Within the records that follow, find every line containing the string "изменений". Copy those lines.
--- START ---
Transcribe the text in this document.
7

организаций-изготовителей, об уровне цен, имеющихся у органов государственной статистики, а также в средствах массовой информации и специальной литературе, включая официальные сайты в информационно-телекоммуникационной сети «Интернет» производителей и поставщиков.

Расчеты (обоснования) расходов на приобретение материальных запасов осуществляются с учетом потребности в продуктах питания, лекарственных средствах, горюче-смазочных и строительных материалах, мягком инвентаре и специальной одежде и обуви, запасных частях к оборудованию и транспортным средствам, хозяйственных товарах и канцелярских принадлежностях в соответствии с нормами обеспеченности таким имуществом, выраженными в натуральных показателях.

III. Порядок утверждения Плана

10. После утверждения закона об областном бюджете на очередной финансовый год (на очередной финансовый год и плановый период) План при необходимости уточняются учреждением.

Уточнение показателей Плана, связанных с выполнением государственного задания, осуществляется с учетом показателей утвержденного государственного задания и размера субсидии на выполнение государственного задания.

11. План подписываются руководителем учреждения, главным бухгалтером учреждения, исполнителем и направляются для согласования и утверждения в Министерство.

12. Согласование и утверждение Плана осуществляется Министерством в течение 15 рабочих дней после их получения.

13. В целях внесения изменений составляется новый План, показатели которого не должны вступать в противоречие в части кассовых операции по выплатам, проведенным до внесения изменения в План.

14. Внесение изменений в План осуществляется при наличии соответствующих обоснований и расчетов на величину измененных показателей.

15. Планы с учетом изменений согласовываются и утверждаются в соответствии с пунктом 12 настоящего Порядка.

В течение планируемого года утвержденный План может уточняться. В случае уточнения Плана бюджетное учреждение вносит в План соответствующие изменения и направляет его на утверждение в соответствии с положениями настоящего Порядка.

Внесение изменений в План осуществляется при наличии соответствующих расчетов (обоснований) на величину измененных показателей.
--- END ---
The answer:
13. В целях внесения изменений составляется новый План, показатели которого не должны вступать в противоречие в части кассовых операции по выплатам, проведенным до внесения изменения в План.
14. Внесение изменений в План осуществляется при наличии соответствующих обоснований и расчетов на величину измененных показателей.
15. Планы с учетом изменений согласовываются и утверждаются в соответствии с пунктом 12 настоящего Порядка.
Внесение изменений в План осуществляется при наличии соответствующих расчетов (обоснований) на величину измененных показателей.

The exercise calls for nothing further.